Input rows:
%%
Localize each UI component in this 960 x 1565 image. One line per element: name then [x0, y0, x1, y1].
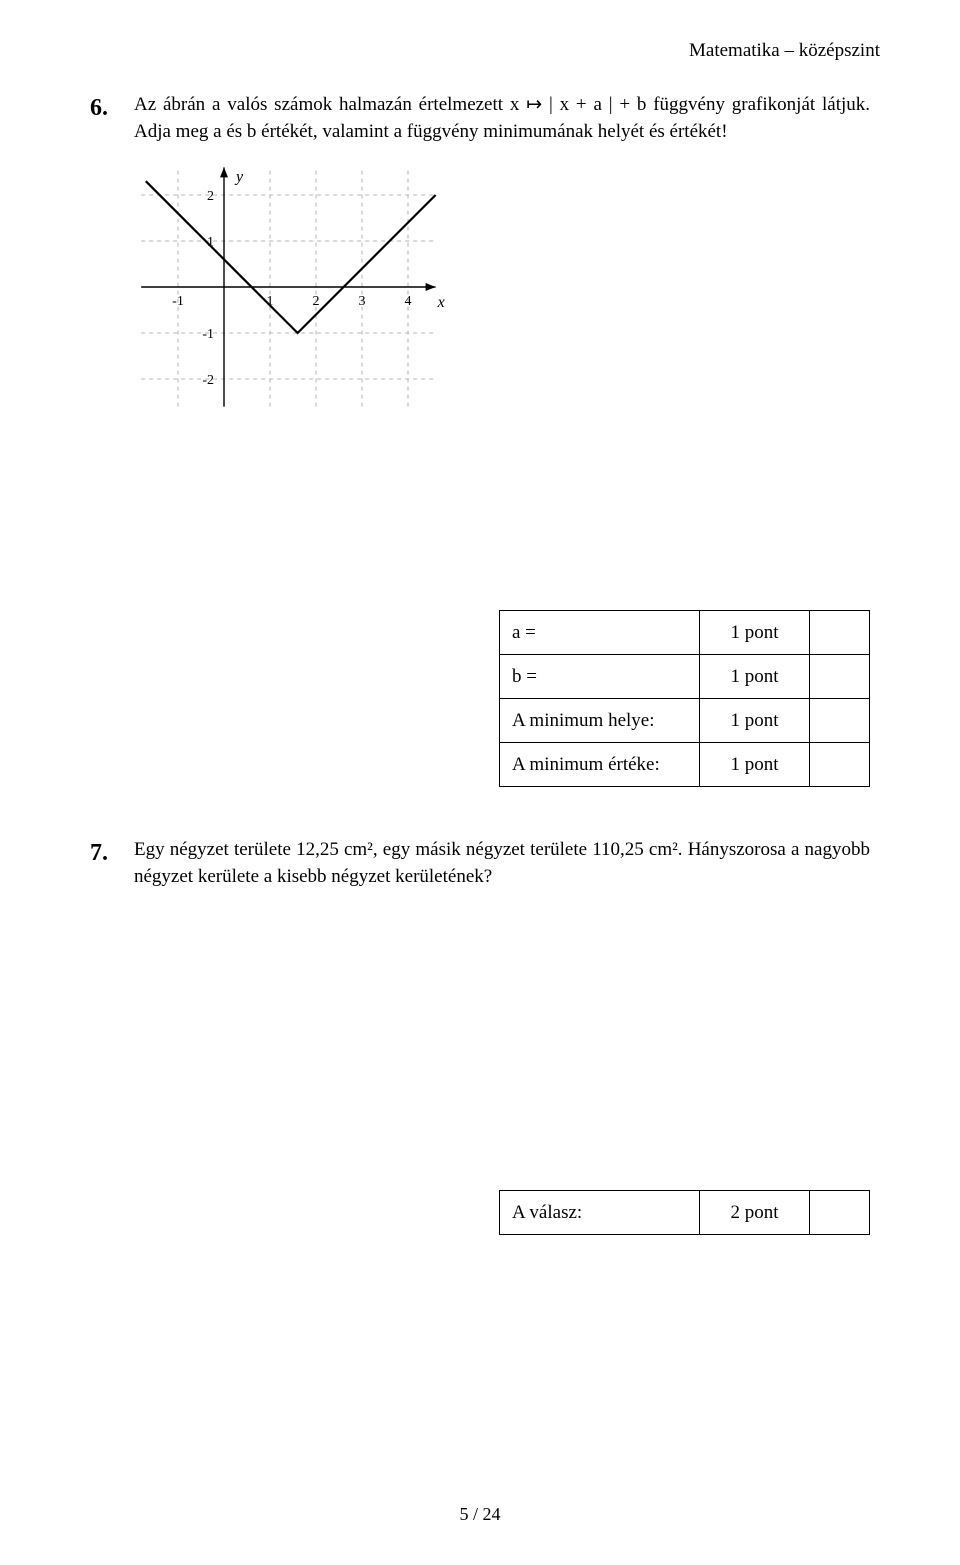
- svg-text:2: 2: [313, 294, 320, 309]
- problem-7: 7. Egy négyzet területe 12,25 cm², egy m…: [90, 837, 870, 890]
- answer-label-cell: A válasz:: [500, 1191, 700, 1235]
- abs-value-graph: -11234-2-112xy: [134, 165, 454, 425]
- answer-points-cell: 1 pont: [700, 699, 810, 743]
- answer-label-cell: a =: [500, 611, 700, 655]
- answer-blank-cell: [810, 743, 870, 787]
- problem-6-number: 6.: [90, 92, 134, 145]
- svg-text:4: 4: [405, 294, 412, 309]
- page-header: Matematika – középszint: [90, 40, 880, 62]
- svg-text:-2: -2: [202, 373, 214, 388]
- svg-text:2: 2: [207, 189, 214, 204]
- answer-label-cell: A minimum helye:: [500, 699, 700, 743]
- problem-6-chart: -11234-2-112xy: [134, 165, 870, 430]
- table-row: A minimum értéke:1 pont: [500, 743, 870, 787]
- problem-7-answer-table: A válasz:2 pont: [499, 1190, 870, 1235]
- answer-blank-cell: [810, 611, 870, 655]
- problem-7-text: Egy négyzet területe 12,25 cm², egy mási…: [134, 837, 870, 890]
- svg-text:-1: -1: [202, 327, 214, 342]
- answer-points-cell: 1 pont: [700, 743, 810, 787]
- answer-label-cell: b =: [500, 655, 700, 699]
- svg-text:y: y: [234, 169, 244, 186]
- problem-6-formula: x ↦ | x + a | + b: [510, 94, 647, 115]
- answer-blank-cell: [810, 655, 870, 699]
- table-row: b =1 pont: [500, 655, 870, 699]
- table-row: a =1 pont: [500, 611, 870, 655]
- problem-6-text-before: Az ábrán a valós számok halmazán értelme…: [134, 94, 510, 115]
- answer-points-cell: 1 pont: [700, 655, 810, 699]
- answer-points-cell: 1 pont: [700, 611, 810, 655]
- page-footer: 5 / 24: [0, 1504, 960, 1525]
- problem-7-number: 7.: [90, 837, 134, 890]
- answer-blank-cell: [810, 1191, 870, 1235]
- svg-text:-1: -1: [172, 294, 184, 309]
- svg-text:x: x: [437, 294, 445, 311]
- problem-6: 6. Az ábrán a valós számok halmazán érte…: [90, 92, 870, 145]
- answer-points-cell: 2 pont: [700, 1191, 810, 1235]
- svg-text:3: 3: [359, 294, 366, 309]
- problem-6-answer-table: a =1 pontb =1 pontA minimum helye:1 pont…: [499, 610, 870, 787]
- table-row: A minimum helye:1 pont: [500, 699, 870, 743]
- answer-label-cell: A minimum értéke:: [500, 743, 700, 787]
- answer-blank-cell: [810, 699, 870, 743]
- problem-6-text: Az ábrán a valós számok halmazán értelme…: [134, 92, 870, 145]
- table-row: A válasz:2 pont: [500, 1191, 870, 1235]
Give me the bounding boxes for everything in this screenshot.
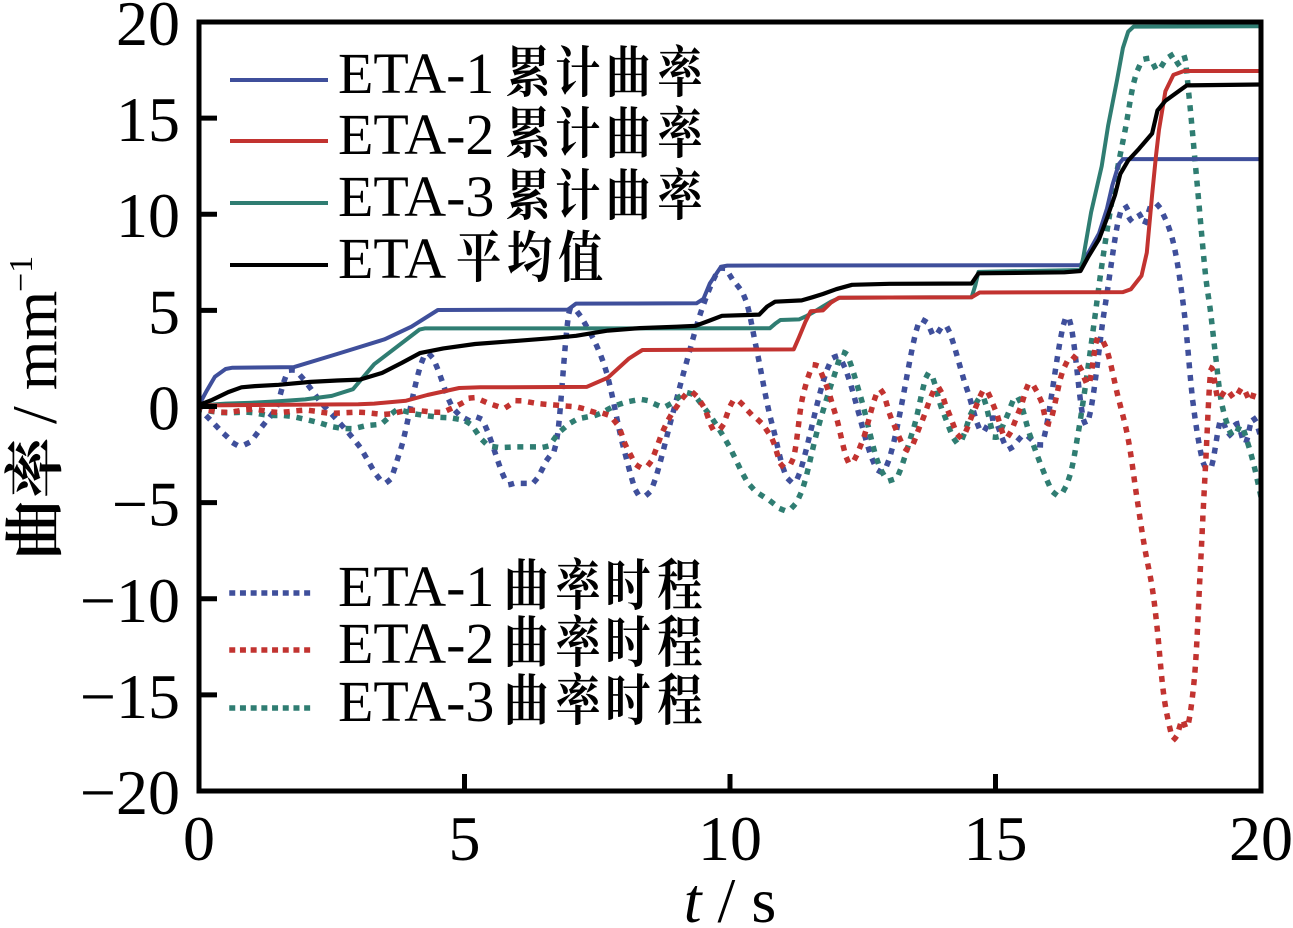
svg-text:20: 20 bbox=[116, 0, 180, 59]
svg-text:t / s: t / s bbox=[684, 865, 776, 928]
svg-text:20: 20 bbox=[1229, 803, 1293, 874]
svg-text:15: 15 bbox=[964, 803, 1028, 874]
svg-text:−20: −20 bbox=[80, 757, 180, 828]
svg-text:−10: −10 bbox=[80, 565, 180, 636]
svg-text:ETA-2: ETA-2 bbox=[338, 102, 494, 167]
svg-text:ETA-3: ETA-3 bbox=[338, 164, 494, 229]
svg-text:ETA-2: ETA-2 bbox=[338, 611, 494, 676]
svg-text:ETA-1: ETA-1 bbox=[338, 41, 494, 106]
svg-text:15: 15 bbox=[116, 84, 180, 155]
svg-text:5: 5 bbox=[449, 803, 481, 874]
svg-text:5: 5 bbox=[148, 276, 180, 347]
svg-text:ETA-3: ETA-3 bbox=[338, 669, 494, 734]
svg-text:/ mm: / mm bbox=[0, 291, 70, 424]
svg-text:ETA: ETA bbox=[338, 226, 446, 291]
svg-text:10: 10 bbox=[698, 803, 762, 874]
svg-text:0: 0 bbox=[148, 373, 180, 444]
svg-text:10: 10 bbox=[116, 180, 180, 251]
svg-text:−1: −1 bbox=[3, 256, 40, 292]
svg-text:−5: −5 bbox=[112, 469, 180, 540]
svg-text:−15: −15 bbox=[80, 661, 180, 732]
svg-text:ETA-1: ETA-1 bbox=[338, 554, 494, 619]
svg-text:0: 0 bbox=[183, 803, 215, 874]
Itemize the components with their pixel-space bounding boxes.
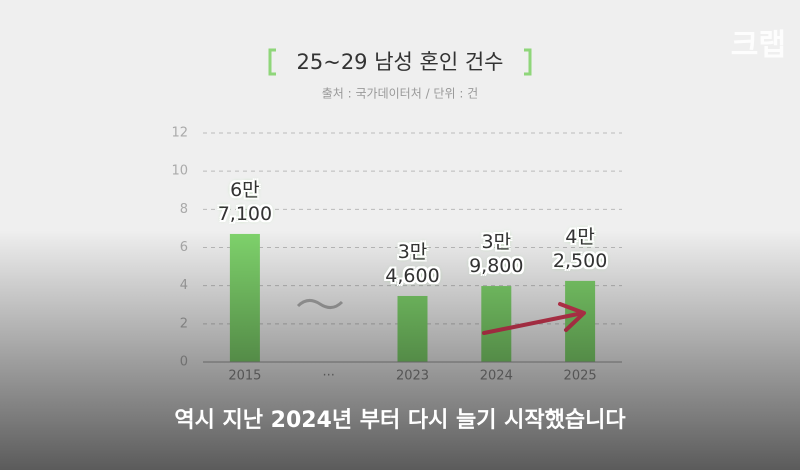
bracket xyxy=(524,48,532,76)
value-label: 4만 2,500 xyxy=(552,225,608,272)
value-label: 3만 9,800 xyxy=(469,231,524,278)
y-tick-label: 8 xyxy=(180,202,188,217)
y-tick-label: 10 xyxy=(171,164,188,179)
caption: 역시 지난 2024년 부터 다시 늘기 시작했습니다 xyxy=(174,408,626,433)
value-label: 3만 4,600 xyxy=(385,240,440,287)
value-label: 6만 7,100 xyxy=(217,178,273,225)
shade xyxy=(0,230,800,470)
y-tick-label: 12 xyxy=(171,126,188,141)
watermark: 크랩 xyxy=(730,28,786,63)
bracket xyxy=(268,48,276,76)
chart-title: 25~29 남성 혼인 건수 xyxy=(297,50,504,74)
chart-subtitle: 출처 : 국가데이터처 / 단위 : 건 xyxy=(322,87,478,101)
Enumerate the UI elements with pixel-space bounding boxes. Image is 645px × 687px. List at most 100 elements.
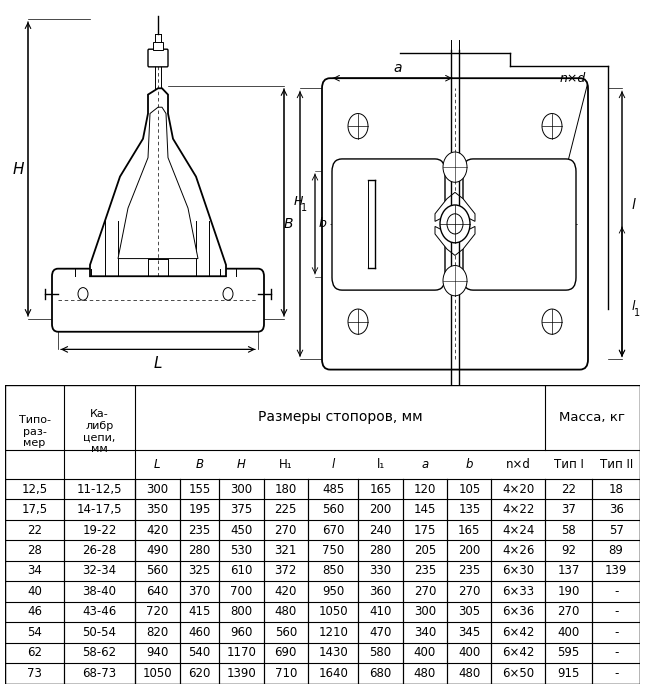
- Text: 490: 490: [146, 544, 168, 557]
- Text: -: -: [614, 646, 619, 660]
- Text: Типо-
раз-
мер: Типо- раз- мер: [19, 415, 50, 449]
- Text: -: -: [614, 626, 619, 639]
- Circle shape: [542, 309, 562, 335]
- Text: 105: 105: [458, 482, 481, 495]
- Circle shape: [348, 113, 368, 139]
- Text: 155: 155: [188, 482, 210, 495]
- Text: 58-62: 58-62: [83, 646, 117, 660]
- Text: 1050: 1050: [143, 667, 172, 680]
- Text: Размеры стопоров, мм: Размеры стопоров, мм: [258, 410, 422, 425]
- Text: 165: 165: [458, 523, 481, 537]
- Text: 400: 400: [458, 646, 481, 660]
- Text: -: -: [614, 667, 619, 680]
- Text: 560: 560: [146, 565, 168, 578]
- Text: 73: 73: [27, 667, 42, 680]
- Text: 22: 22: [561, 482, 576, 495]
- Text: 92: 92: [561, 544, 576, 557]
- Circle shape: [443, 152, 467, 182]
- Text: 137: 137: [557, 565, 580, 578]
- Text: 1170: 1170: [226, 646, 256, 660]
- Text: 37: 37: [561, 503, 576, 516]
- Text: 62: 62: [27, 646, 42, 660]
- Polygon shape: [435, 192, 475, 221]
- Text: 1210: 1210: [318, 626, 348, 639]
- Text: 12,5: 12,5: [21, 482, 48, 495]
- Text: 321: 321: [275, 544, 297, 557]
- Text: Тип II: Тип II: [599, 458, 633, 471]
- Text: 340: 340: [414, 626, 436, 639]
- Text: 640: 640: [146, 585, 168, 598]
- Text: 372: 372: [275, 565, 297, 578]
- Text: 57: 57: [609, 523, 624, 537]
- Text: 480: 480: [414, 667, 436, 680]
- Text: 720: 720: [146, 605, 168, 618]
- Text: 710: 710: [275, 667, 297, 680]
- Text: 330: 330: [370, 565, 392, 578]
- Text: 280: 280: [188, 544, 210, 557]
- Polygon shape: [118, 107, 198, 258]
- Text: 225: 225: [275, 503, 297, 516]
- Text: 14-17,5: 14-17,5: [77, 503, 123, 516]
- Text: 6×42: 6×42: [502, 646, 535, 660]
- FancyBboxPatch shape: [153, 42, 163, 50]
- Text: 560: 560: [322, 503, 344, 516]
- Text: Ка-
либр
цепи,
мм: Ка- либр цепи, мм: [83, 409, 116, 454]
- Text: B: B: [283, 217, 293, 231]
- Text: 235: 235: [188, 523, 210, 537]
- Text: 850: 850: [322, 565, 344, 578]
- Text: 460: 460: [188, 626, 210, 639]
- Text: 450: 450: [230, 523, 253, 537]
- Text: a: a: [421, 458, 428, 471]
- Text: 375: 375: [230, 503, 253, 516]
- Text: l: l: [631, 300, 635, 313]
- Text: 300: 300: [146, 482, 168, 495]
- Text: 670: 670: [322, 523, 344, 537]
- FancyBboxPatch shape: [148, 49, 168, 67]
- Text: 305: 305: [458, 605, 481, 618]
- Circle shape: [223, 288, 233, 300]
- Text: 6×42: 6×42: [502, 626, 535, 639]
- Text: 40: 40: [27, 585, 42, 598]
- Text: 6×33: 6×33: [502, 585, 534, 598]
- Text: 200: 200: [458, 544, 481, 557]
- Text: 750: 750: [322, 544, 344, 557]
- FancyBboxPatch shape: [52, 269, 264, 332]
- Text: 145: 145: [414, 503, 436, 516]
- Text: 370: 370: [188, 585, 210, 598]
- Text: 89: 89: [609, 544, 624, 557]
- Text: 32-34: 32-34: [83, 565, 117, 578]
- Circle shape: [447, 214, 463, 234]
- Text: 11-12,5: 11-12,5: [77, 482, 123, 495]
- Text: B: B: [195, 458, 203, 471]
- Text: 120: 120: [414, 482, 436, 495]
- Text: 200: 200: [370, 503, 392, 516]
- Text: 345: 345: [458, 626, 481, 639]
- Text: 350: 350: [146, 503, 168, 516]
- Text: 6×50: 6×50: [502, 667, 534, 680]
- FancyBboxPatch shape: [322, 78, 588, 370]
- Text: 50-54: 50-54: [83, 626, 117, 639]
- Circle shape: [440, 205, 470, 243]
- Circle shape: [542, 113, 562, 139]
- Text: 270: 270: [414, 585, 436, 598]
- Text: 4×24: 4×24: [502, 523, 535, 537]
- Text: 175: 175: [414, 523, 436, 537]
- Text: L: L: [154, 356, 163, 371]
- Circle shape: [443, 265, 467, 296]
- Text: 28: 28: [27, 544, 42, 557]
- Text: H: H: [12, 161, 24, 177]
- Text: 300: 300: [414, 605, 436, 618]
- Text: 4×20: 4×20: [502, 482, 534, 495]
- Text: 22: 22: [27, 523, 42, 537]
- Text: 270: 270: [275, 523, 297, 537]
- Text: 360: 360: [370, 585, 392, 598]
- Text: 34: 34: [27, 565, 42, 578]
- Text: 4×22: 4×22: [502, 503, 535, 516]
- Text: 4×26: 4×26: [502, 544, 535, 557]
- Text: 480: 480: [275, 605, 297, 618]
- Text: 135: 135: [458, 503, 481, 516]
- Text: b: b: [466, 458, 473, 471]
- Text: 240: 240: [370, 523, 392, 537]
- Text: 300: 300: [230, 482, 252, 495]
- Text: 400: 400: [557, 626, 580, 639]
%%
Work to be completed:
Lay out the entries from the line containing "bracket xyxy=(524,48,532,76)" through the line containing "Enumerate the UI" as a Markdown table with the columns Row and Text. Give each line its own running number in Row, and leave out blank lines.

Output below:
| Row | Text |
|---|---|
| 1 | bracket xyxy=(524,48,532,76) |
| 2 | value-label: 4만 2,500 xyxy=(552,225,608,272) |
| 3 | value-label: 3만 9,800 xyxy=(469,231,524,278) |
| 4 | y-tick-label: 8 xyxy=(180,202,188,217) |
| 5 | y-tick-label: 10 xyxy=(171,164,188,179) |
| 6 | caption: 역시 지난 2024년 부터 다시 늘기 시작했습니다 xyxy=(174,408,626,433) |
| 7 | value-label: 3만 4,600 xyxy=(385,240,440,287) |
| 8 | value-label: 6만 7,100 xyxy=(217,178,273,225) |
| 9 | shade xyxy=(0,230,800,470) |
| 10 | y-tick-label: 12 xyxy=(171,126,188,141) |
| 11 | watermark: 크랩 xyxy=(730,28,786,63) |
| 12 | bracket xyxy=(268,48,276,76) |
| 13 | chart-title: 25~29 남성 혼인 건수 xyxy=(297,50,504,74) |
| 14 | chart-subtitle: 출처 : 국가데이터처 / 단위 : 건 xyxy=(322,87,478,101) |
| 15 | Enumerate the UI elements with pixel-space bounding boxes. Image is 645px × 687px. List at most 100 elements. |